Short exercise:
What lines of the data include the string "Adjustments"? Copy them all.

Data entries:

====

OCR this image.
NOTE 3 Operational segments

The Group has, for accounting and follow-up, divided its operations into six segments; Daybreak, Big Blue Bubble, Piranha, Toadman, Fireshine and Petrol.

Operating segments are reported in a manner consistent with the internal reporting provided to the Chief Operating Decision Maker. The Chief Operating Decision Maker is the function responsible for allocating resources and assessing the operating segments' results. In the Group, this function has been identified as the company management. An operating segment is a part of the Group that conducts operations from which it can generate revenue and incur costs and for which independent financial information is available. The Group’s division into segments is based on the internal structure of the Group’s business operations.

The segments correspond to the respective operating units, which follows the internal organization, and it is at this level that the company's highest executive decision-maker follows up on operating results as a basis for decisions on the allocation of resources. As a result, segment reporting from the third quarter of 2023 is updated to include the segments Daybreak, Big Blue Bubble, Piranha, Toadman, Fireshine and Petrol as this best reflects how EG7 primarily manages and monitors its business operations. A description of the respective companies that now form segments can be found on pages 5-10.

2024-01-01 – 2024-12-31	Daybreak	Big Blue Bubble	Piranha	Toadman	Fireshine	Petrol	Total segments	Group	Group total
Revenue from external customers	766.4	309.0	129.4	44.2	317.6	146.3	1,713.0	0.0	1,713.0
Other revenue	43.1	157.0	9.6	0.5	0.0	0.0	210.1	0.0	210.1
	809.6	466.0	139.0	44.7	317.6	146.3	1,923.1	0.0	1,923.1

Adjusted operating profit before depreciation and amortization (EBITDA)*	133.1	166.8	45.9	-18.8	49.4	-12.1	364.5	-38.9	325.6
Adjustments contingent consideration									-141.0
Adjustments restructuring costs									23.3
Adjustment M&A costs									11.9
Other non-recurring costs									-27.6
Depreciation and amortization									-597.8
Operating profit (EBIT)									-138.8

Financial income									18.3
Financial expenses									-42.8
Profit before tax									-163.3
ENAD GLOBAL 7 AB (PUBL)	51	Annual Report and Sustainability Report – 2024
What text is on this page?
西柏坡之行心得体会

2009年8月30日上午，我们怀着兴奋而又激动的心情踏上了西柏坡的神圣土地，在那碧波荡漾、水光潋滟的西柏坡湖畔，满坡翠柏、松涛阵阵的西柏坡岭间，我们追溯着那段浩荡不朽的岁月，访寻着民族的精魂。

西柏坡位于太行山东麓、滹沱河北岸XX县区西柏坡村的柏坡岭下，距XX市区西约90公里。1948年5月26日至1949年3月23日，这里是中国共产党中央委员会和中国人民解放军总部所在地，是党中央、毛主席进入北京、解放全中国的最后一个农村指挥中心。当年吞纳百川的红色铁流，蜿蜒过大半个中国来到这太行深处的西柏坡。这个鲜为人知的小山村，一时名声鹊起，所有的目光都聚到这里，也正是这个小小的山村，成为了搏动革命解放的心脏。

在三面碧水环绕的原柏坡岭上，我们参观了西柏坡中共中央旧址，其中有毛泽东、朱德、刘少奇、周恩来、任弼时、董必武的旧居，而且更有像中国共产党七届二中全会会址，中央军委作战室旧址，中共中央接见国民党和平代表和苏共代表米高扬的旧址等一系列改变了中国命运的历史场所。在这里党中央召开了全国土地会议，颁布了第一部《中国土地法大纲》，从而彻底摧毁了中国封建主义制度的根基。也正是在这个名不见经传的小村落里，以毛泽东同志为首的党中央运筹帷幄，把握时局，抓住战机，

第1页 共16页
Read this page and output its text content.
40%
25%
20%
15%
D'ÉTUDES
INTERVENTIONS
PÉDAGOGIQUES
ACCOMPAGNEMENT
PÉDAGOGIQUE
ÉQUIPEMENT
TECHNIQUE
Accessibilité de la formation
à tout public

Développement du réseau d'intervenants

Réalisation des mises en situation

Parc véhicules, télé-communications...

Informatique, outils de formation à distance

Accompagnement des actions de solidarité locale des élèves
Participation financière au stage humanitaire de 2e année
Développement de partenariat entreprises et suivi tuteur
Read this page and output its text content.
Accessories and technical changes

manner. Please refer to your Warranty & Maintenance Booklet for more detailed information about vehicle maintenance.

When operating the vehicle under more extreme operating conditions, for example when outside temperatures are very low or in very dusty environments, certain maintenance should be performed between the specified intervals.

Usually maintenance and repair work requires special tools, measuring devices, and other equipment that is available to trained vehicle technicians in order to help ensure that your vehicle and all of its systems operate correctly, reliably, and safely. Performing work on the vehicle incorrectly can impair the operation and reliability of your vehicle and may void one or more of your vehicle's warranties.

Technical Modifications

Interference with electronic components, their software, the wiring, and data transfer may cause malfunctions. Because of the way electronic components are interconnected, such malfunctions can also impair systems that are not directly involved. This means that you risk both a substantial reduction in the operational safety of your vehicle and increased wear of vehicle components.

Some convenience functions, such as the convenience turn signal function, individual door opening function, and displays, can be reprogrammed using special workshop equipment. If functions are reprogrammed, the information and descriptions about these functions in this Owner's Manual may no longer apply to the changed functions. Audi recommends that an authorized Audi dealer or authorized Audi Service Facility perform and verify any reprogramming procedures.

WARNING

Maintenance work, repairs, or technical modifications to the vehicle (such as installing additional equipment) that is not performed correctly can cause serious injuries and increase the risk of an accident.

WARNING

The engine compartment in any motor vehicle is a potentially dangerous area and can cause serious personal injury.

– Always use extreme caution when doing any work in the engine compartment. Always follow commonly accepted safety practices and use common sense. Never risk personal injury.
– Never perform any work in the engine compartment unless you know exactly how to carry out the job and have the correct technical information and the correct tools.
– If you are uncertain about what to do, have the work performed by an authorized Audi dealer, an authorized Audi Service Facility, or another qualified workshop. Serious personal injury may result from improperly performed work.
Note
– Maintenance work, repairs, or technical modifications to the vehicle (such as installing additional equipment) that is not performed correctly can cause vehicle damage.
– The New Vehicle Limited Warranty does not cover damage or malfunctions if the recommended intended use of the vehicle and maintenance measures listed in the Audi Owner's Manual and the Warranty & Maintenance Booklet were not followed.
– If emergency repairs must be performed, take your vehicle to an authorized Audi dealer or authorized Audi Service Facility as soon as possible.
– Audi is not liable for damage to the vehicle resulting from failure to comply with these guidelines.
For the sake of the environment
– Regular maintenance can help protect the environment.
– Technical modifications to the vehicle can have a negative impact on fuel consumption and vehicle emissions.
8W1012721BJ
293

====

Written solution:
Adjustments contingent consideration									-141.0
Adjustments restructuring costs									23.3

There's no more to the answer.